Source data>
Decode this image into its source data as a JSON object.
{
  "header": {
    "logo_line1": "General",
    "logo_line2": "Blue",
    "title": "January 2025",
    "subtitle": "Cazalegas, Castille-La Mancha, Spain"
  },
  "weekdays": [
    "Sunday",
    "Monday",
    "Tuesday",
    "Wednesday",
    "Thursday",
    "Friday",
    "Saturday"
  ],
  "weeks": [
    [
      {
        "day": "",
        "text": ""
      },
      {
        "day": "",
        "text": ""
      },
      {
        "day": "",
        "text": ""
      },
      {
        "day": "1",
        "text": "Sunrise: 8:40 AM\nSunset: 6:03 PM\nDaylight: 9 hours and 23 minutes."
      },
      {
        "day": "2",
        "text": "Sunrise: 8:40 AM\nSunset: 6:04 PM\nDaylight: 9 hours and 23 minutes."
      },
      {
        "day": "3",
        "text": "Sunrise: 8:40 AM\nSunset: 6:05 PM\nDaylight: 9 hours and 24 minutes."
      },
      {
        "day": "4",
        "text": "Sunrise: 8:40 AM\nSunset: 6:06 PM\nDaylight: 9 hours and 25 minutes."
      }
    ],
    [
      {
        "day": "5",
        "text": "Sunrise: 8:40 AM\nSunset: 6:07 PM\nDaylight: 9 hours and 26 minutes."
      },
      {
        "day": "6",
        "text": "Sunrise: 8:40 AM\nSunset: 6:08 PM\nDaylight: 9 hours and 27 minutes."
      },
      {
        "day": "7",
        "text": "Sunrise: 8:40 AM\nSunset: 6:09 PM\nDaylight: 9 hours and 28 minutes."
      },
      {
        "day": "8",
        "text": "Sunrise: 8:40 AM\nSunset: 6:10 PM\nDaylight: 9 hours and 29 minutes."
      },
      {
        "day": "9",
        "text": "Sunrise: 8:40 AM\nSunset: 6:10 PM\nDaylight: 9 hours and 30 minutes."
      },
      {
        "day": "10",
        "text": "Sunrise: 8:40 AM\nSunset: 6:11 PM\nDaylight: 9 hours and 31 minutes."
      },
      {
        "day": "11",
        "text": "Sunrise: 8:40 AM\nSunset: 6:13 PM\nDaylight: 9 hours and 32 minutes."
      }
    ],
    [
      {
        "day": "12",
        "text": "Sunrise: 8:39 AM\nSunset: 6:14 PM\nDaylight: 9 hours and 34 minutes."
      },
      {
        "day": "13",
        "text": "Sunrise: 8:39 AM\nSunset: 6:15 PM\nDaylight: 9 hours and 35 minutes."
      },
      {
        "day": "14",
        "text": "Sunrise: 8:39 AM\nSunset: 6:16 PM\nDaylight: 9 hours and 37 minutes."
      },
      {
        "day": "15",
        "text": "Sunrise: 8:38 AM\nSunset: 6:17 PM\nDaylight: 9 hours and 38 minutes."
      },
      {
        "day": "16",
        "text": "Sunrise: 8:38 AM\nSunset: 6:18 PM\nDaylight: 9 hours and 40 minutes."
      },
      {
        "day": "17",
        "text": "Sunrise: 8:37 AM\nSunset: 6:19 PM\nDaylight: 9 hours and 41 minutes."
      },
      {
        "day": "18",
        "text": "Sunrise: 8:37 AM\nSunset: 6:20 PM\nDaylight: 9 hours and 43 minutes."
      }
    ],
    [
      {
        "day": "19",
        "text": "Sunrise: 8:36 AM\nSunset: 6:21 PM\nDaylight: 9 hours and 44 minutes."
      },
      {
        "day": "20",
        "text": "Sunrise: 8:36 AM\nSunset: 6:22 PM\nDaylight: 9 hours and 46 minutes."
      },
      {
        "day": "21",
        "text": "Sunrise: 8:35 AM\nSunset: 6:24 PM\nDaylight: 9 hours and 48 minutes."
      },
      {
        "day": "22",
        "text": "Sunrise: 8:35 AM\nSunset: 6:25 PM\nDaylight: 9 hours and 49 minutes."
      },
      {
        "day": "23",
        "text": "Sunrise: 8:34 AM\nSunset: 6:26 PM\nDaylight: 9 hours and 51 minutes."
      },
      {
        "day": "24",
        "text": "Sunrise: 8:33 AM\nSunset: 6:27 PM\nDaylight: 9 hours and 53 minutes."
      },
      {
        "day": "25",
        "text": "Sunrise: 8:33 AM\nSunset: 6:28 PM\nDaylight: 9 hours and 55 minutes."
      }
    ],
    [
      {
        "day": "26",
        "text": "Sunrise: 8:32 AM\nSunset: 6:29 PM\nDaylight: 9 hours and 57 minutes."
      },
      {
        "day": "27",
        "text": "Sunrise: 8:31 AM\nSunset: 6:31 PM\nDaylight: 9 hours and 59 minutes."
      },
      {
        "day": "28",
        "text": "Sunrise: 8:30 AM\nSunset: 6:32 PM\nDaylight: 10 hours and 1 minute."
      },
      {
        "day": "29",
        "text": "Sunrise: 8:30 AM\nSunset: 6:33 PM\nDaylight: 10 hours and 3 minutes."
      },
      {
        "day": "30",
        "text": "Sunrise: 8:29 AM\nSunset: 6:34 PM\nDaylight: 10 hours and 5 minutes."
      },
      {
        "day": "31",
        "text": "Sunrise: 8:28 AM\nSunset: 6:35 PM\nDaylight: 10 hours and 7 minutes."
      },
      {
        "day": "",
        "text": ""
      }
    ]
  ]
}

What you should do> Everything in the listing above should be restated exactly.

Task response>
Decode this image into its source data as a JSON object.
{
  "header": {
    "logo_line1": "General",
    "logo_line2": "Blue",
    "title": "January 2025",
    "subtitle": "Cazalegas, Castille-La Mancha, Spain"
  },
  "weekdays": [
    "Sunday",
    "Monday",
    "Tuesday",
    "Wednesday",
    "Thursday",
    "Friday",
    "Saturday"
  ],
  "weeks": [
    [
      {
        "day": "",
        "text": ""
      },
      {
        "day": "",
        "text": ""
      },
      {
        "day": "",
        "text": ""
      },
      {
        "day": "1",
        "text": "Sunrise: 8:40 AM\nSunset: 6:03 PM\nDaylight: 9 hours and 23 minutes."
      },
      {
        "day": "2",
        "text": "Sunrise: 8:40 AM\nSunset: 6:04 PM\nDaylight: 9 hours and 23 minutes."
      },
      {
        "day": "3",
        "text": "Sunrise: 8:40 AM\nSunset: 6:05 PM\nDaylight: 9 hours and 24 minutes."
      },
      {
        "day": "4",
        "text": "Sunrise: 8:40 AM\nSunset: 6:06 PM\nDaylight: 9 hours and 25 minutes."
      }
    ],
    [
      {
        "day": "5",
        "text": "Sunrise: 8:40 AM\nSunset: 6:07 PM\nDaylight: 9 hours and 26 minutes."
      },
      {
        "day": "6",
        "text": "Sunrise: 8:40 AM\nSunset: 6:08 PM\nDaylight: 9 hours and 27 minutes."
      },
      {
        "day": "7",
        "text": "Sunrise: 8:40 AM\nSunset: 6:09 PM\nDaylight: 9 hours and 28 minutes."
      },
      {
        "day": "8",
        "text": "Sunrise: 8:40 AM\nSunset: 6:10 PM\nDaylight: 9 hours and 29 minutes."
      },
      {
        "day": "9",
        "text": "Sunrise: 8:40 AM\nSunset: 6:10 PM\nDaylight: 9 hours and 30 minutes."
      },
      {
        "day": "10",
        "text": "Sunrise: 8:40 AM\nSunset: 6:11 PM\nDaylight: 9 hours and 31 minutes."
      },
      {
        "day": "11",
        "text": "Sunrise: 8:40 AM\nSunset: 6:13 PM\nDaylight: 9 hours and 32 minutes."
      }
    ],
    [
      {
        "day": "12",
        "text": "Sunrise: 8:39 AM\nSunset: 6:14 PM\nDaylight: 9 hours and 34 minutes."
      },
      {
        "day": "13",
        "text": "Sunrise: 8:39 AM\nSunset: 6:15 PM\nDaylight: 9 hours and 35 minutes."
      },
      {
        "day": "14",
        "text": "Sunrise: 8:39 AM\nSunset: 6:16 PM\nDaylight: 9 hours and 37 minutes."
      },
      {
        "day": "15",
        "text": "Sunrise: 8:38 AM\nSunset: 6:17 PM\nDaylight: 9 hours and 38 minutes."
      },
      {
        "day": "16",
        "text": "Sunrise: 8:38 AM\nSunset: 6:18 PM\nDaylight: 9 hours and 40 minutes."
      },
      {
        "day": "17",
        "text": "Sunrise: 8:37 AM\nSunset: 6:19 PM\nDaylight: 9 hours and 41 minutes."
      },
      {
        "day": "18",
        "text": "Sunrise: 8:37 AM\nSunset: 6:20 PM\nDaylight: 9 hours and 43 minutes."
      }
    ],
    [
      {
        "day": "19",
        "text": "Sunrise: 8:36 AM\nSunset: 6:21 PM\nDaylight: 9 hours and 44 minutes."
      },
      {
        "day": "20",
        "text": "Sunrise: 8:36 AM\nSunset: 6:22 PM\nDaylight: 9 hours and 46 minutes."
      },
      {
        "day": "21",
        "text": "Sunrise: 8:35 AM\nSunset: 6:24 PM\nDaylight: 9 hours and 48 minutes."
      },
      {
        "day": "22",
        "text": "Sunrise: 8:35 AM\nSunset: 6:25 PM\nDaylight: 9 hours and 49 minutes."
      },
      {
        "day": "23",
        "text": "Sunrise: 8:34 AM\nSunset: 6:26 PM\nDaylight: 9 hours and 51 minutes."
      },
      {
        "day": "24",
        "text": "Sunrise: 8:33 AM\nSunset: 6:27 PM\nDaylight: 9 hours and 53 minutes."
      },
      {
        "day": "25",
        "text": "Sunrise: 8:33 AM\nSunset: 6:28 PM\nDaylight: 9 hours and 55 minutes."
      }
    ],
    [
      {
        "day": "26",
        "text": "Sunrise: 8:32 AM\nSunset: 6:29 PM\nDaylight: 9 hours and 57 minutes."
      },
      {
        "day": "27",
        "text": "Sunrise: 8:31 AM\nSunset: 6:31 PM\nDaylight: 9 hours and 59 minutes."
      },
      {
        "day": "28",
        "text": "Sunrise: 8:30 AM\nSunset: 6:32 PM\nDaylight: 10 hours and 1 minute."
      },
      {
        "day": "29",
        "text": "Sunrise: 8:30 AM\nSunset: 6:33 PM\nDaylight: 10 hours and 3 minutes."
      },
      {
        "day": "30",
        "text": "Sunrise: 8:29 AM\nSunset: 6:34 PM\nDaylight: 10 hours and 5 minutes."
      },
      {
        "day": "31",
        "text": "Sunrise: 8:28 AM\nSunset: 6:35 PM\nDaylight: 10 hours and 7 minutes."
      },
      {
        "day": "",
        "text": ""
      }
    ]
  ]
}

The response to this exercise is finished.